■ Your instructions
Exactly as they appear, output all of the records. Skip any images.

■ Supplied entries
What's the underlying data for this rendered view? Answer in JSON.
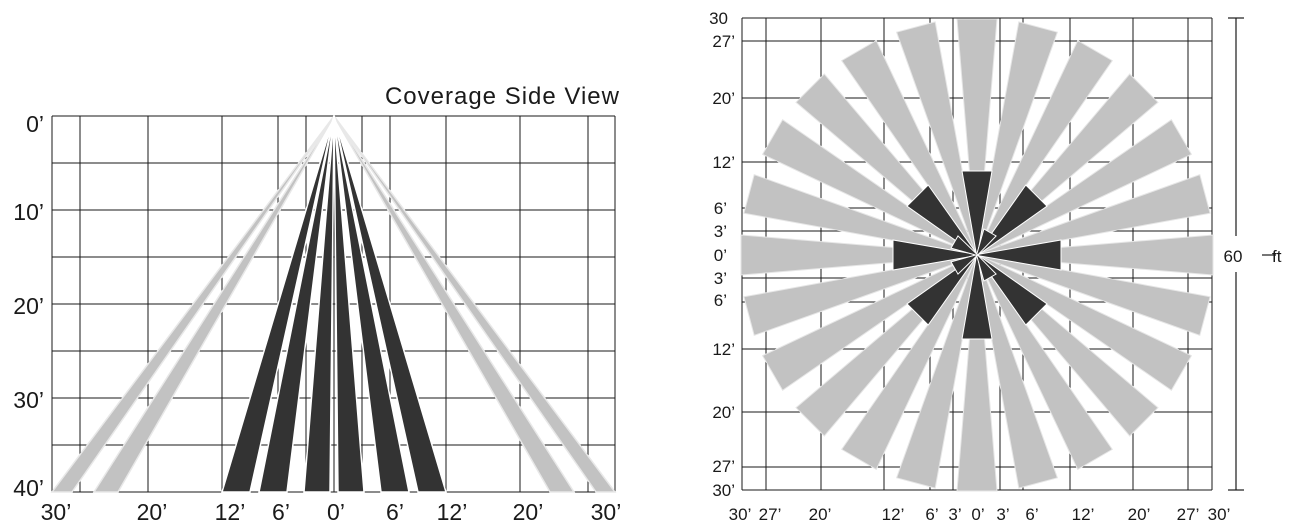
{
  "side_view": {
    "title": "Coverage Side View",
    "y_labels": [
      "0’",
      "10’",
      "20’",
      "30’",
      "40’"
    ],
    "x_labels": [
      "30’",
      "20’",
      "12’",
      "6’",
      "0’",
      "6’",
      "12’",
      "20’",
      "30’"
    ]
  },
  "top_view": {
    "y_labels": [
      "30",
      "27’",
      "20’",
      "12’",
      "6’",
      "3’",
      "0’",
      "3’",
      "6’",
      "12’",
      "20’",
      "27’",
      "30’"
    ],
    "x_labels": [
      "30’",
      "27’",
      "20’",
      "12’",
      "6’",
      "3’",
      "0’",
      "3’",
      "6’",
      "12’",
      "20’",
      "27’",
      "30’"
    ],
    "dimension_value": "60",
    "dimension_unit": "ft"
  },
  "colors": {
    "near_zone": "#333333",
    "far_zone": "#c2c2c2",
    "grid": "#1a1a1a"
  }
}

■ Task solution
What's the underlying data for this rendered view? Answer in JSON.
{
  "side_view": {
    "title": "Coverage Side View",
    "y_labels": [
      "0’",
      "10’",
      "20’",
      "30’",
      "40’"
    ],
    "x_labels": [
      "30’",
      "20’",
      "12’",
      "6’",
      "0’",
      "6’",
      "12’",
      "20’",
      "30’"
    ]
  },
  "top_view": {
    "y_labels": [
      "30",
      "27’",
      "20’",
      "12’",
      "6’",
      "3’",
      "0’",
      "3’",
      "6’",
      "12’",
      "20’",
      "27’",
      "30’"
    ],
    "x_labels": [
      "30’",
      "27’",
      "20’",
      "12’",
      "6’",
      "3’",
      "0’",
      "3’",
      "6’",
      "12’",
      "20’",
      "27’",
      "30’"
    ],
    "dimension_value": "60",
    "dimension_unit": "ft"
  },
  "colors": {
    "near_zone": "#333333",
    "far_zone": "#c2c2c2",
    "grid": "#1a1a1a"
  }
}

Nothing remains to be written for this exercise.